## Supplied material
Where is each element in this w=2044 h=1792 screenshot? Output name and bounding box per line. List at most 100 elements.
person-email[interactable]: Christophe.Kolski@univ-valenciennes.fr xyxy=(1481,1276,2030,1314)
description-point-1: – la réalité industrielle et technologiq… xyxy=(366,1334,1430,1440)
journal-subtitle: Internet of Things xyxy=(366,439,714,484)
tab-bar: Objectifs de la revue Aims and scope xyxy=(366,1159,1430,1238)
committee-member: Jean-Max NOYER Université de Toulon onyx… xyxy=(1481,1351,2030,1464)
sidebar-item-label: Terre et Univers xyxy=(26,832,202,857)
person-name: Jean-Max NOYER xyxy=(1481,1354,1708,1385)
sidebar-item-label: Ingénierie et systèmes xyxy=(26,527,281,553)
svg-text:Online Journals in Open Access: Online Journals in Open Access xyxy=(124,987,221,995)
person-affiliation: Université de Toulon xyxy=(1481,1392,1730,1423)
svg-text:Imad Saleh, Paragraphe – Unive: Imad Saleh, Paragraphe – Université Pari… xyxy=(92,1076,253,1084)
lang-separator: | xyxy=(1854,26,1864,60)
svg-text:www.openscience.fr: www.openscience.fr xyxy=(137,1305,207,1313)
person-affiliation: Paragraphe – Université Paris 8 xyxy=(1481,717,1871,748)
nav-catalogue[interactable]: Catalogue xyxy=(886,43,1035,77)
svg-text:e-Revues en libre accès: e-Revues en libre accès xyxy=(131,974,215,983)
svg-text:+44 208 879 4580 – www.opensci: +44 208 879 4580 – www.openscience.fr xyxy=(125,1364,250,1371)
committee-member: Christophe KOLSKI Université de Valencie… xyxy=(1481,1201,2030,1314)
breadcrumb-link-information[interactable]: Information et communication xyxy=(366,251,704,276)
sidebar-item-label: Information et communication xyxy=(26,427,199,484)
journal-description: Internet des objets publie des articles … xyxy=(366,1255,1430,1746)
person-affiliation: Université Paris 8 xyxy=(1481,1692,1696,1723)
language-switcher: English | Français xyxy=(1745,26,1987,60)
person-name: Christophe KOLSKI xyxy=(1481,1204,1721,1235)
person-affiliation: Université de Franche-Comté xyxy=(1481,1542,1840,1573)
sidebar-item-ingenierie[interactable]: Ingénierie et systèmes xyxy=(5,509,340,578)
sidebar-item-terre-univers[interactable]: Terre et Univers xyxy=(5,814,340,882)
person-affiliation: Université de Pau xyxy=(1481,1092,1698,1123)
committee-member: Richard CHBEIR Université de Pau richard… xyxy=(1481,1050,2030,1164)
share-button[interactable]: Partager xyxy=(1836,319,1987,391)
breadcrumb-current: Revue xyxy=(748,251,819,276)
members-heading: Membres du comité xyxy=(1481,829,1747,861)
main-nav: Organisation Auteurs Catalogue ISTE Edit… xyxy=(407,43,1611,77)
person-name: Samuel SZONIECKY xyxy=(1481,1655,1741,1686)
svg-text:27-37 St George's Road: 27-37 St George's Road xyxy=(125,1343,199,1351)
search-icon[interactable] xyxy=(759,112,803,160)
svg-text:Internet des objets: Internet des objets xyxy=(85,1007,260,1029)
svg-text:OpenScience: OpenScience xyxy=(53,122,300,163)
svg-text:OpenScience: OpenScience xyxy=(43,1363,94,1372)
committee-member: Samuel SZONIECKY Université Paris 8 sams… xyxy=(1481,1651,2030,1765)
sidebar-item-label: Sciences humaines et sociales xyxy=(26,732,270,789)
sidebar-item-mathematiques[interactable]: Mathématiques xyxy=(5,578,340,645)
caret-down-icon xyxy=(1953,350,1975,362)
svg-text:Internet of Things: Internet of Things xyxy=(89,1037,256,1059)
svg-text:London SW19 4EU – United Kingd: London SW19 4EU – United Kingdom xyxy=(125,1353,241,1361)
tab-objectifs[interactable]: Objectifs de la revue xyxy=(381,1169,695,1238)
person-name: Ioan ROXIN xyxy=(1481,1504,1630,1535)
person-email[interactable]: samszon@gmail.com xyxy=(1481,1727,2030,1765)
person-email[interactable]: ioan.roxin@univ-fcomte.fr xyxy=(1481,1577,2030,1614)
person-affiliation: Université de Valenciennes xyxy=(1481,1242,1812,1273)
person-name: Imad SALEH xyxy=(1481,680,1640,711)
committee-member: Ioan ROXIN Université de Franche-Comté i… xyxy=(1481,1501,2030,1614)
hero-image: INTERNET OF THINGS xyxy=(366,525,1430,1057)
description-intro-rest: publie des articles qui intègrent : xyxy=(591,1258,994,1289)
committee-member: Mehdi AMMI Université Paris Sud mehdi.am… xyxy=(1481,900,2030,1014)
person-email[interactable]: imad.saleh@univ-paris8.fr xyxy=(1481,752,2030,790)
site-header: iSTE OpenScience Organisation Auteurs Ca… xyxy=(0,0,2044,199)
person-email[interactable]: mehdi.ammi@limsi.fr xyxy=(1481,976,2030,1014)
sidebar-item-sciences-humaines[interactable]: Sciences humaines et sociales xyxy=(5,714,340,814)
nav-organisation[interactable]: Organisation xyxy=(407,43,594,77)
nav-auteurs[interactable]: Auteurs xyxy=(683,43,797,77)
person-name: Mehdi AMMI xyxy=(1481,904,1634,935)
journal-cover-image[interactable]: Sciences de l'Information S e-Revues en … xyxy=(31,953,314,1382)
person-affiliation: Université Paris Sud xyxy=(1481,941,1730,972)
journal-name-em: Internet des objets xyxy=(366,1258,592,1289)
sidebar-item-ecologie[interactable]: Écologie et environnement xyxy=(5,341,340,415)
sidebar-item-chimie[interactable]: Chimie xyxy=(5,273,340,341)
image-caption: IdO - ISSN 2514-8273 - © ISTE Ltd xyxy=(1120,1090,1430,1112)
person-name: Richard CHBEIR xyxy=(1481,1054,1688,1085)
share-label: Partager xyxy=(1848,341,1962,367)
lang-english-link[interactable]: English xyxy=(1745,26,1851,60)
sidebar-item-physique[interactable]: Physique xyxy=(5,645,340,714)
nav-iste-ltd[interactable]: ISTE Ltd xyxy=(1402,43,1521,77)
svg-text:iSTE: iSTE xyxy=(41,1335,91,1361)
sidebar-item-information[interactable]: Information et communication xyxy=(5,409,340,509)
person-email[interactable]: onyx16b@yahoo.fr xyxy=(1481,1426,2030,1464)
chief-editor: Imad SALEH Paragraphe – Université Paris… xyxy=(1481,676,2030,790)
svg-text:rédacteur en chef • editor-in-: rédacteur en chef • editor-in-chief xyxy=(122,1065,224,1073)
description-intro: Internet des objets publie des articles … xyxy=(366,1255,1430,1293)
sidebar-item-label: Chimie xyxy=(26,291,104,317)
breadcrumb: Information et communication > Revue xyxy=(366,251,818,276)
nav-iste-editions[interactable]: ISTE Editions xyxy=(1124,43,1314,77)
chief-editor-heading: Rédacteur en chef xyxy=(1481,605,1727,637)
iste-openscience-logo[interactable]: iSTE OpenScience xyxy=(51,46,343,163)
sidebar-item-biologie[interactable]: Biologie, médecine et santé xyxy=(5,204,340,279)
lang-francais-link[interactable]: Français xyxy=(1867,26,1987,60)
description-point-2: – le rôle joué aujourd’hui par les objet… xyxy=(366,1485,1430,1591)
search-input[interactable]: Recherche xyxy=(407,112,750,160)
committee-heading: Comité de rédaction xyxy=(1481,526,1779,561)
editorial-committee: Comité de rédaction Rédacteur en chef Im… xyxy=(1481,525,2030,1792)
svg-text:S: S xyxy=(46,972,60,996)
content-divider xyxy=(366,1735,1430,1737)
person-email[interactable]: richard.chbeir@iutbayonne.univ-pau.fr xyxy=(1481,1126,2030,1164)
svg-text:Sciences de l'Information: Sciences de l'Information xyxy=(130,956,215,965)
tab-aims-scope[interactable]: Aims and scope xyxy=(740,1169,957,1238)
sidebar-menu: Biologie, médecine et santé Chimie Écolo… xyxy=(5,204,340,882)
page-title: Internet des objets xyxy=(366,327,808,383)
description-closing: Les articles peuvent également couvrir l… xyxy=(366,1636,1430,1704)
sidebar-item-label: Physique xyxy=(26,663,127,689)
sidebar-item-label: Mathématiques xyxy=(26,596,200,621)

## Goal
Return each line from the listing above that contains the string "email", copying it unchanged.

## Output for this exercise
person-email[interactable]: Christophe.Kolski@univ-valenciennes.fr xyxy=(1481,1276,2030,1314)
person-email[interactable]: samszon@gmail.com xyxy=(1481,1727,2030,1765)
person-email[interactable]: ioan.roxin@univ-fcomte.fr xyxy=(1481,1577,2030,1614)
person-email[interactable]: imad.saleh@univ-paris8.fr xyxy=(1481,752,2030,790)
person-email[interactable]: mehdi.ammi@limsi.fr xyxy=(1481,976,2030,1014)
person-email[interactable]: onyx16b@yahoo.fr xyxy=(1481,1426,2030,1464)
person-email[interactable]: richard.chbeir@iutbayonne.univ-pau.fr xyxy=(1481,1126,2030,1164)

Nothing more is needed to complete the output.